— BEGIN —

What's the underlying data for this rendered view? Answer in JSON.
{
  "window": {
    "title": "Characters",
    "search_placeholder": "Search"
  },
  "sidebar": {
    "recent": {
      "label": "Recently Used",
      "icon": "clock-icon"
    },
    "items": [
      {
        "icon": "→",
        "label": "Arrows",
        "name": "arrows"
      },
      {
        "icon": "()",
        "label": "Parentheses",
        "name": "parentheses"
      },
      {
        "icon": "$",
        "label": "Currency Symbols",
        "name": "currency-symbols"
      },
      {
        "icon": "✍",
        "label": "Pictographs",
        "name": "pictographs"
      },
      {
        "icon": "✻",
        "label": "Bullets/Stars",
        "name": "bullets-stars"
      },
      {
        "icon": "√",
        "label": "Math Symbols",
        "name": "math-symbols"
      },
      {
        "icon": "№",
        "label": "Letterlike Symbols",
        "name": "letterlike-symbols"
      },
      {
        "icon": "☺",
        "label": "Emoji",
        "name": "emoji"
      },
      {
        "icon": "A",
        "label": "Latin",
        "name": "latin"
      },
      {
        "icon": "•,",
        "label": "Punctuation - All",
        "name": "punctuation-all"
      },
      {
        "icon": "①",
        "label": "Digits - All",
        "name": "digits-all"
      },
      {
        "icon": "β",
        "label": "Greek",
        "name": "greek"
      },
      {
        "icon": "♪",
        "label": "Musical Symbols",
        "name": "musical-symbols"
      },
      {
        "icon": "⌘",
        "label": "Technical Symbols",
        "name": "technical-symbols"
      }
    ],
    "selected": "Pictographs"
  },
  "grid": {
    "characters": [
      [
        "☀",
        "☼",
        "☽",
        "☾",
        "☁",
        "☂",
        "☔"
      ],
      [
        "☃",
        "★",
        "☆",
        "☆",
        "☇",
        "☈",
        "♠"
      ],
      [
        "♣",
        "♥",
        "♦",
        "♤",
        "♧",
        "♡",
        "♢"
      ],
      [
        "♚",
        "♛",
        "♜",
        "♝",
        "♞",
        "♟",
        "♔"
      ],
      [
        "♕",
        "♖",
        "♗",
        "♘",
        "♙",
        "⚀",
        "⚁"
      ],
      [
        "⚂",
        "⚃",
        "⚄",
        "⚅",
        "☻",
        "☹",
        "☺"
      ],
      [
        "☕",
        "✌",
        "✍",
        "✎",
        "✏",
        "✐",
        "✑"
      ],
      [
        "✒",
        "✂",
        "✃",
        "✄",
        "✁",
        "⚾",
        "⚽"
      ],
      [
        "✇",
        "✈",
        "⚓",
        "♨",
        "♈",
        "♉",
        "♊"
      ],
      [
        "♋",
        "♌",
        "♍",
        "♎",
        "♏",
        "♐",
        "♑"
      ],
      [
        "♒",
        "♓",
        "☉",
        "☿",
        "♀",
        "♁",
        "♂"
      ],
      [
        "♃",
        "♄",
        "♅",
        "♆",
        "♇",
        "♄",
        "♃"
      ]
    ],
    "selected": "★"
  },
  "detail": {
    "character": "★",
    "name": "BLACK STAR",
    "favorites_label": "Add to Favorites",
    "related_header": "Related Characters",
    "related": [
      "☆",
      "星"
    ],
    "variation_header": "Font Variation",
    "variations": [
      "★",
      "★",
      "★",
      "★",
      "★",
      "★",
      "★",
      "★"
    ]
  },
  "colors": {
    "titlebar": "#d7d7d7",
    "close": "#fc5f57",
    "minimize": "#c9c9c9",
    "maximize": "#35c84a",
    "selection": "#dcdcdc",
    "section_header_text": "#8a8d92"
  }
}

— END —

EXERCISE =>
Extract the complete listing verbatim.

RESPONSE TO THE TASK =>
What's the underlying data for this rendered view? Answer in JSON.
{
  "window": {
    "title": "Characters",
    "search_placeholder": "Search"
  },
  "sidebar": {
    "recent": {
      "label": "Recently Used",
      "icon": "clock-icon"
    },
    "items": [
      {
        "icon": "→",
        "label": "Arrows",
        "name": "arrows"
      },
      {
        "icon": "()",
        "label": "Parentheses",
        "name": "parentheses"
      },
      {
        "icon": "$",
        "label": "Currency Symbols",
        "name": "currency-symbols"
      },
      {
        "icon": "✍",
        "label": "Pictographs",
        "name": "pictographs"
      },
      {
        "icon": "✻",
        "label": "Bullets/Stars",
        "name": "bullets-stars"
      },
      {
        "icon": "√",
        "label": "Math Symbols",
        "name": "math-symbols"
      },
      {
        "icon": "№",
        "label": "Letterlike Symbols",
        "name": "letterlike-symbols"
      },
      {
        "icon": "☺",
        "label": "Emoji",
        "name": "emoji"
      },
      {
        "icon": "A",
        "label": "Latin",
        "name": "latin"
      },
      {
        "icon": "•,",
        "label": "Punctuation - All",
        "name": "punctuation-all"
      },
      {
        "icon": "①",
        "label": "Digits - All",
        "name": "digits-all"
      },
      {
        "icon": "β",
        "label": "Greek",
        "name": "greek"
      },
      {
        "icon": "♪",
        "label": "Musical Symbols",
        "name": "musical-symbols"
      },
      {
        "icon": "⌘",
        "label": "Technical Symbols",
        "name": "technical-symbols"
      }
    ],
    "selected": "Pictographs"
  },
  "grid": {
    "characters": [
      [
        "☀",
        "☼",
        "☽",
        "☾",
        "☁",
        "☂",
        "☔"
      ],
      [
        "☃",
        "★",
        "☆",
        "☆",
        "☇",
        "☈",
        "♠"
      ],
      [
        "♣",
        "♥",
        "♦",
        "♤",
        "♧",
        "♡",
        "♢"
      ],
      [
        "♚",
        "♛",
        "♜",
        "♝",
        "♞",
        "♟",
        "♔"
      ],
      [
        "♕",
        "♖",
        "♗",
        "♘",
        "♙",
        "⚀",
        "⚁"
      ],
      [
        "⚂",
        "⚃",
        "⚄",
        "⚅",
        "☻",
        "☹",
        "☺"
      ],
      [
        "☕",
        "✌",
        "✍",
        "✎",
        "✏",
        "✐",
        "✑"
      ],
      [
        "✒",
        "✂",
        "✃",
        "✄",
        "✁",
        "⚾",
        "⚽"
      ],
      [
        "✇",
        "✈",
        "⚓",
        "♨",
        "♈",
        "♉",
        "♊"
      ],
      [
        "♋",
        "♌",
        "♍",
        "♎",
        "♏",
        "♐",
        "♑"
      ],
      [
        "♒",
        "♓",
        "☉",
        "☿",
        "♀",
        "♁",
        "♂"
      ],
      [
        "♃",
        "♄",
        "♅",
        "♆",
        "♇",
        "♄",
        "♃"
      ]
    ],
    "selected": "★"
  },
  "detail": {
    "character": "★",
    "name": "BLACK STAR",
    "favorites_label": "Add to Favorites",
    "related_header": "Related Characters",
    "related": [
      "☆",
      "星"
    ],
    "variation_header": "Font Variation",
    "variations": [
      "★",
      "★",
      "★",
      "★",
      "★",
      "★",
      "★",
      "★"
    ]
  },
  "colors": {
    "titlebar": "#d7d7d7",
    "close": "#fc5f57",
    "minimize": "#c9c9c9",
    "maximize": "#35c84a",
    "selection": "#dcdcdc",
    "section_header_text": "#8a8d92"
  }
}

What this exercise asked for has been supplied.